▶ _What you will do_
The records below must be retyped exactly.

▶ _Dataset records_
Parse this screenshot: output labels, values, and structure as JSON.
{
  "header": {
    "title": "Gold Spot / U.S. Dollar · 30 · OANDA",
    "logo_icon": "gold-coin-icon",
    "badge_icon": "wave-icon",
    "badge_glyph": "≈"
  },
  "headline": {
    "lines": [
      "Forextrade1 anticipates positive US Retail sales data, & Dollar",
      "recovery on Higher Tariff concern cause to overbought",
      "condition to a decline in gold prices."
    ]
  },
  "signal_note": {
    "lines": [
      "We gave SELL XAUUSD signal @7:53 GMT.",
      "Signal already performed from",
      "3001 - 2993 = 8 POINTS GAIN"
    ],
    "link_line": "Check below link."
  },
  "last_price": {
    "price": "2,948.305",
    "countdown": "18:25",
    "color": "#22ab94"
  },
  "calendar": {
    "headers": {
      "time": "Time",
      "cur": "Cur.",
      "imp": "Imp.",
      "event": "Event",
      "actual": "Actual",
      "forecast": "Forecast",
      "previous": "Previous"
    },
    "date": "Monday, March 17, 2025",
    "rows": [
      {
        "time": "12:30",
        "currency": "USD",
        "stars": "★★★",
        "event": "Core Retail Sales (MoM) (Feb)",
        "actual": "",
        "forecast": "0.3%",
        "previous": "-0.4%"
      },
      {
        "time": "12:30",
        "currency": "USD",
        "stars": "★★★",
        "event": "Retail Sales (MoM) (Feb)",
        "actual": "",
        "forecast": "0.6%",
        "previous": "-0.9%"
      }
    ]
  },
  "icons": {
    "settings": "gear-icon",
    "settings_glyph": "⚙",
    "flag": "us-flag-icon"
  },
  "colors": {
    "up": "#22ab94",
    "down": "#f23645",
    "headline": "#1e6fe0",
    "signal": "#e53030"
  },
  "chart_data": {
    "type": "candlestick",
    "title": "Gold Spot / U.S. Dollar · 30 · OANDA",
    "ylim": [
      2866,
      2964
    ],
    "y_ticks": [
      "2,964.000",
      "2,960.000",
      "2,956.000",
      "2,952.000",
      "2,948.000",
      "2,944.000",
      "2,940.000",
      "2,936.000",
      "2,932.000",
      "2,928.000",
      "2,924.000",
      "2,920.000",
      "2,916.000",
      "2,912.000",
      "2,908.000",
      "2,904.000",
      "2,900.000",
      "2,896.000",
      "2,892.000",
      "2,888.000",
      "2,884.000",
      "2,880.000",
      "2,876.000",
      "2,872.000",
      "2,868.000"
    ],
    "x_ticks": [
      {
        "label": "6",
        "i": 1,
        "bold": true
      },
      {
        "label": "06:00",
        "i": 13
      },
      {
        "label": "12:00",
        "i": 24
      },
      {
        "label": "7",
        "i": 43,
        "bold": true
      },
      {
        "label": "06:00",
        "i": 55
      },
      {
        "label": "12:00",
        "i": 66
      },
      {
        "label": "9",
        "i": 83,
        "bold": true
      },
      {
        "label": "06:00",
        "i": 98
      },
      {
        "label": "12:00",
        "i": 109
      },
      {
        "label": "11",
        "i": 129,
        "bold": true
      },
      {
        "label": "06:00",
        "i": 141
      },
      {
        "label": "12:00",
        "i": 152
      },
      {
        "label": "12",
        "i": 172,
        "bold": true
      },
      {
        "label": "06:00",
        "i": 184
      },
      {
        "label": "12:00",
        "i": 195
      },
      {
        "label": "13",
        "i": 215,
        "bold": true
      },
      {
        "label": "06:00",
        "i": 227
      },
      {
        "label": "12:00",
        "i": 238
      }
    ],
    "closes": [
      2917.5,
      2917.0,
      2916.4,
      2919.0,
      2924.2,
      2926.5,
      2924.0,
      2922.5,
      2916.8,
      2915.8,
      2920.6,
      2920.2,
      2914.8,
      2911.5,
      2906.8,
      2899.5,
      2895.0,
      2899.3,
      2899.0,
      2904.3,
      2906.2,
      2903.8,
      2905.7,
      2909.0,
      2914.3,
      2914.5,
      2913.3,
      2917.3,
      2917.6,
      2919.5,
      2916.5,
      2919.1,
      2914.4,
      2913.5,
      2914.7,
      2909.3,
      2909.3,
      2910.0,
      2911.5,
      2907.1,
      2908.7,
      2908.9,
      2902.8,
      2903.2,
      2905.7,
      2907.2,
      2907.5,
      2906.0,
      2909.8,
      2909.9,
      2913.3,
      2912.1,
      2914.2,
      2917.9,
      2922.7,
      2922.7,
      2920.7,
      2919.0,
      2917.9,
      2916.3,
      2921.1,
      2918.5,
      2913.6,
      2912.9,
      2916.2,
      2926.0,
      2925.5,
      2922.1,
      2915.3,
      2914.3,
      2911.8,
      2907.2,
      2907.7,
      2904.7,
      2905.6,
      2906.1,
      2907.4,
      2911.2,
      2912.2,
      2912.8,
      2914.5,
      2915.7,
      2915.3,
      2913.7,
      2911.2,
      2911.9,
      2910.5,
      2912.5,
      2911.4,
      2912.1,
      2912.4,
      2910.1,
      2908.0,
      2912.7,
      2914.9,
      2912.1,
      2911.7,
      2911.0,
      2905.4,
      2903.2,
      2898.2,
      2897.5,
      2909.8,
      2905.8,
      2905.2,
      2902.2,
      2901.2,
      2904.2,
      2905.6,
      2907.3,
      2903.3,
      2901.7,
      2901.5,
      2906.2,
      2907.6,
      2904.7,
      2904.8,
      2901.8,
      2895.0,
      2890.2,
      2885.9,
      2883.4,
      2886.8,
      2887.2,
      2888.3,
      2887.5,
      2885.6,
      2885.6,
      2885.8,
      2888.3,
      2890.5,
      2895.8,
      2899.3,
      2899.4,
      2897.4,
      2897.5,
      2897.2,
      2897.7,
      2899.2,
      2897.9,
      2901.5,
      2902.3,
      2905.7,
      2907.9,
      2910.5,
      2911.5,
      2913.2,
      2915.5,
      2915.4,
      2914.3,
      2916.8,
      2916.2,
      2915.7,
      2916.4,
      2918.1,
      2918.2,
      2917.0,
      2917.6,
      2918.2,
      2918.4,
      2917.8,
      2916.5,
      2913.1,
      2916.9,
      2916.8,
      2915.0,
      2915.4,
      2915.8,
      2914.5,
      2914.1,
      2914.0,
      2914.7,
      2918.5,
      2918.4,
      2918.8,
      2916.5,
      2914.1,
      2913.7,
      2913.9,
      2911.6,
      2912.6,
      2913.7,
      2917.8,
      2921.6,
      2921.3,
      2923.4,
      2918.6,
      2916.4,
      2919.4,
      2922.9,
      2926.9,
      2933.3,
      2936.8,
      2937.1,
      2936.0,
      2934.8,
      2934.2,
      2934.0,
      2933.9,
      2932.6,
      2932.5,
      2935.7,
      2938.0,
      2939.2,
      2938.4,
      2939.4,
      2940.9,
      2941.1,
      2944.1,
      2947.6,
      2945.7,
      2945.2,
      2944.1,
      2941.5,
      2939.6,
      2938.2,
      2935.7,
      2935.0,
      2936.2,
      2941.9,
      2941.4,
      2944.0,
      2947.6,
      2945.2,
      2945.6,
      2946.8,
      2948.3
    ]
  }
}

▶ _Task output_
Parse this screenshot: output labels, values, and structure as JSON.
{
  "header": {
    "title": "Gold Spot / U.S. Dollar · 30 · OANDA",
    "logo_icon": "gold-coin-icon",
    "badge_icon": "wave-icon",
    "badge_glyph": "≈"
  },
  "headline": {
    "lines": [
      "Forextrade1 anticipates positive US Retail sales data, & Dollar",
      "recovery on Higher Tariff concern cause to overbought",
      "condition to a decline in gold prices."
    ]
  },
  "signal_note": {
    "lines": [
      "We gave SELL XAUUSD signal @7:53 GMT.",
      "Signal already performed from",
      "3001 - 2993 = 8 POINTS GAIN"
    ],
    "link_line": "Check below link."
  },
  "last_price": {
    "price": "2,948.305",
    "countdown": "18:25",
    "color": "#22ab94"
  },
  "calendar": {
    "headers": {
      "time": "Time",
      "cur": "Cur.",
      "imp": "Imp.",
      "event": "Event",
      "actual": "Actual",
      "forecast": "Forecast",
      "previous": "Previous"
    },
    "date": "Monday, March 17, 2025",
    "rows": [
      {
        "time": "12:30",
        "currency": "USD",
        "stars": "★★★",
        "event": "Core Retail Sales (MoM) (Feb)",
        "actual": "",
        "forecast": "0.3%",
        "previous": "-0.4%"
      },
      {
        "time": "12:30",
        "currency": "USD",
        "stars": "★★★",
        "event": "Retail Sales (MoM) (Feb)",
        "actual": "",
        "forecast": "0.6%",
        "previous": "-0.9%"
      }
    ]
  },
  "icons": {
    "settings": "gear-icon",
    "settings_glyph": "⚙",
    "flag": "us-flag-icon"
  },
  "colors": {
    "up": "#22ab94",
    "down": "#f23645",
    "headline": "#1e6fe0",
    "signal": "#e53030"
  },
  "chart_data": {
    "type": "candlestick",
    "title": "Gold Spot / U.S. Dollar · 30 · OANDA",
    "ylim": [
      2866,
      2964
    ],
    "y_ticks": [
      "2,964.000",
      "2,960.000",
      "2,956.000",
      "2,952.000",
      "2,948.000",
      "2,944.000",
      "2,940.000",
      "2,936.000",
      "2,932.000",
      "2,928.000",
      "2,924.000",
      "2,920.000",
      "2,916.000",
      "2,912.000",
      "2,908.000",
      "2,904.000",
      "2,900.000",
      "2,896.000",
      "2,892.000",
      "2,888.000",
      "2,884.000",
      "2,880.000",
      "2,876.000",
      "2,872.000",
      "2,868.000"
    ],
    "x_ticks": [
      {
        "label": "6",
        "i": 1,
        "bold": true
      },
      {
        "label": "06:00",
        "i": 13
      },
      {
        "label": "12:00",
        "i": 24
      },
      {
        "label": "7",
        "i": 43,
        "bold": true
      },
      {
        "label": "06:00",
        "i": 55
      },
      {
        "label": "12:00",
        "i": 66
      },
      {
        "label": "9",
        "i": 83,
        "bold": true
      },
      {
        "label": "06:00",
        "i": 98
      },
      {
        "label": "12:00",
        "i": 109
      },
      {
        "label": "11",
        "i": 129,
        "bold": true
      },
      {
        "label": "06:00",
        "i": 141
      },
      {
        "label": "12:00",
        "i": 152
      },
      {
        "label": "12",
        "i": 172,
        "bold": true
      },
      {
        "label": "06:00",
        "i": 184
      },
      {
        "label": "12:00",
        "i": 195
      },
      {
        "label": "13",
        "i": 215,
        "bold": true
      },
      {
        "label": "06:00",
        "i": 227
      },
      {
        "label": "12:00",
        "i": 238
      }
    ],
    "closes": [
      2917.5,
      2917.0,
      2916.4,
      2919.0,
      2924.2,
      2926.5,
      2924.0,
      2922.5,
      2916.8,
      2915.8,
      2920.6,
      2920.2,
      2914.8,
      2911.5,
      2906.8,
      2899.5,
      2895.0,
      2899.3,
      2899.0,
      2904.3,
      2906.2,
      2903.8,
      2905.7,
      2909.0,
      2914.3,
      2914.5,
      2913.3,
      2917.3,
      2917.6,
      2919.5,
      2916.5,
      2919.1,
      2914.4,
      2913.5,
      2914.7,
      2909.3,
      2909.3,
      2910.0,
      2911.5,
      2907.1,
      2908.7,
      2908.9,
      2902.8,
      2903.2,
      2905.7,
      2907.2,
      2907.5,
      2906.0,
      2909.8,
      2909.9,
      2913.3,
      2912.1,
      2914.2,
      2917.9,
      2922.7,
      2922.7,
      2920.7,
      2919.0,
      2917.9,
      2916.3,
      2921.1,
      2918.5,
      2913.6,
      2912.9,
      2916.2,
      2926.0,
      2925.5,
      2922.1,
      2915.3,
      2914.3,
      2911.8,
      2907.2,
      2907.7,
      2904.7,
      2905.6,
      2906.1,
      2907.4,
      2911.2,
      2912.2,
      2912.8,
      2914.5,
      2915.7,
      2915.3,
      2913.7,
      2911.2,
      2911.9,
      2910.5,
      2912.5,
      2911.4,
      2912.1,
      2912.4,
      2910.1,
      2908.0,
      2912.7,
      2914.9,
      2912.1,
      2911.7,
      2911.0,
      2905.4,
      2903.2,
      2898.2,
      2897.5,
      2909.8,
      2905.8,
      2905.2,
      2902.2,
      2901.2,
      2904.2,
      2905.6,
      2907.3,
      2903.3,
      2901.7,
      2901.5,
      2906.2,
      2907.6,
      2904.7,
      2904.8,
      2901.8,
      2895.0,
      2890.2,
      2885.9,
      2883.4,
      2886.8,
      2887.2,
      2888.3,
      2887.5,
      2885.6,
      2885.6,
      2885.8,
      2888.3,
      2890.5,
      2895.8,
      2899.3,
      2899.4,
      2897.4,
      2897.5,
      2897.2,
      2897.7,
      2899.2,
      2897.9,
      2901.5,
      2902.3,
      2905.7,
      2907.9,
      2910.5,
      2911.5,
      2913.2,
      2915.5,
      2915.4,
      2914.3,
      2916.8,
      2916.2,
      2915.7,
      2916.4,
      2918.1,
      2918.2,
      2917.0,
      2917.6,
      2918.2,
      2918.4,
      2917.8,
      2916.5,
      2913.1,
      2916.9,
      2916.8,
      2915.0,
      2915.4,
      2915.8,
      2914.5,
      2914.1,
      2914.0,
      2914.7,
      2918.5,
      2918.4,
      2918.8,
      2916.5,
      2914.1,
      2913.7,
      2913.9,
      2911.6,
      2912.6,
      2913.7,
      2917.8,
      2921.6,
      2921.3,
      2923.4,
      2918.6,
      2916.4,
      2919.4,
      2922.9,
      2926.9,
      2933.3,
      2936.8,
      2937.1,
      2936.0,
      2934.8,
      2934.2,
      2934.0,
      2933.9,
      2932.6,
      2932.5,
      2935.7,
      2938.0,
      2939.2,
      2938.4,
      2939.4,
      2940.9,
      2941.1,
      2944.1,
      2947.6,
      2945.7,
      2945.2,
      2944.1,
      2941.5,
      2939.6,
      2938.2,
      2935.7,
      2935.0,
      2936.2,
      2941.9,
      2941.4,
      2944.0,
      2947.6,
      2945.2,
      2945.6,
      2946.8,
      2948.3
    ]
  }
}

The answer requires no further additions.